>> Begin EXTRACTED INFORMATION
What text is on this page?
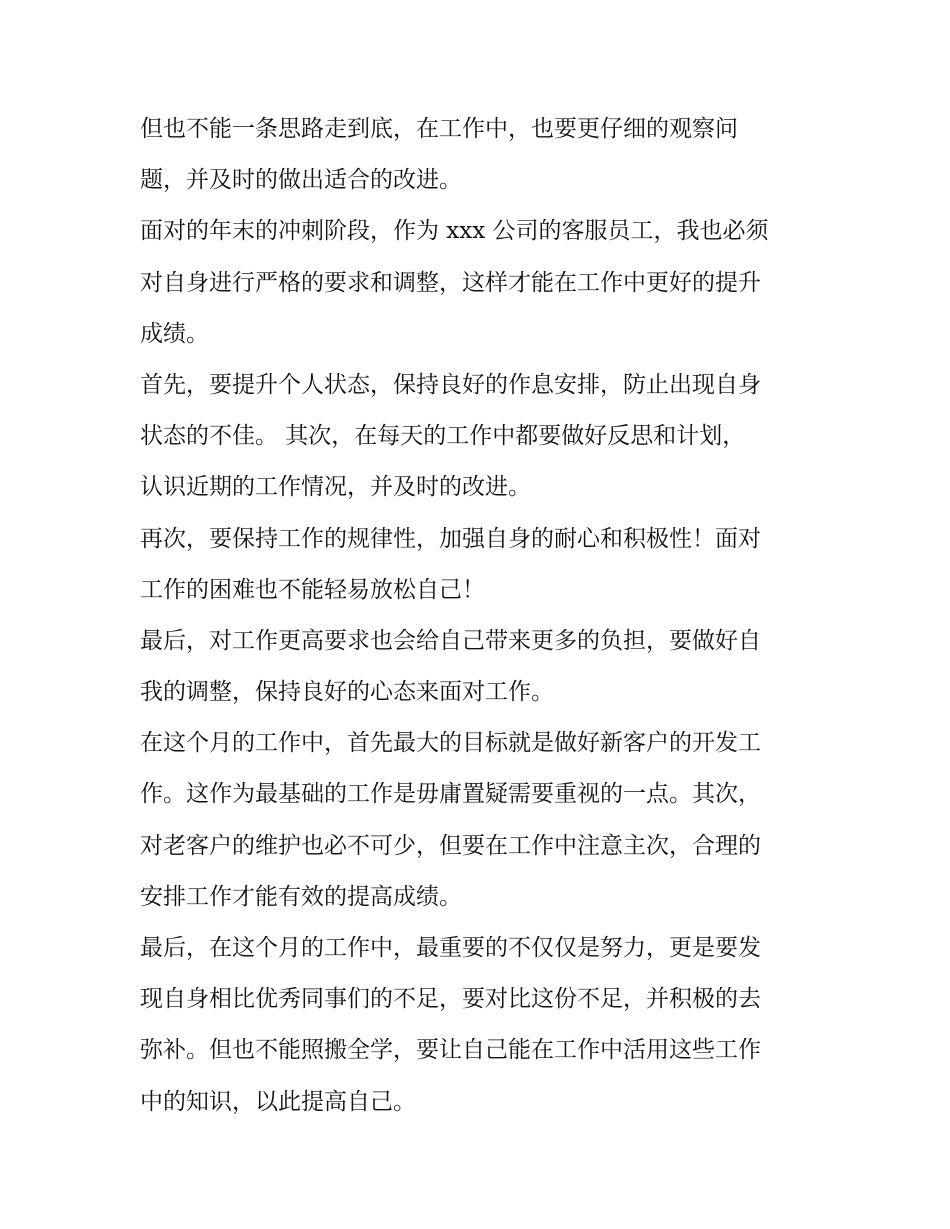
但也不能一条思路走到底，在工作中，也要更仔细的观察问
题，并及时的做出适合的改进。
面对的年末的冲刺阶段，作为 xxx 公司的客服员工，我也必须
对自身进行严格的要求和调整，这样才能在工作中更好的提升
成绩。
首先，要提升个人状态，保持良好的作息安排，防止出现自身
状态的不佳。 其次，在每天的工作中都要做好反思和计划，
认识近期的工作情况，并及时的改进。
再次，要保持工作的规律性，加强自身的耐心和积极性！面对
工作的困难也不能轻易放松自己！
最后，对工作更高要求也会给自己带来更多的负担，要做好自
我的调整，保持良好的心态来面对工作。
在这个月的工作中，首先最大的目标就是做好新客户的开发工
作。这作为最基础的工作是毋庸置疑需要重视的一点。其次，
对老客户的维护也必不可少，但要在工作中注意主次，合理的
安排工作才能有效的提高成绩。
最后，在这个月的工作中，最重要的不仅仅是努力，更是要发
现自身相比优秀同事们的不足，要对比这份不足，并积极的去
弥补。但也不能照搬全学，要让自己能在工作中活用这些工作
中的知识，以此提高自己。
>> End EXTRACTED INFORMATION
» **PROMPT**
Filter the listing above by the word "在这个月的工作中"; copy each line that passes.

» **THE OUTPUT**
在这个月的工作中，首先最大的目标就是做好新客户的开发工
最后，在这个月的工作中，最重要的不仅仅是努力，更是要发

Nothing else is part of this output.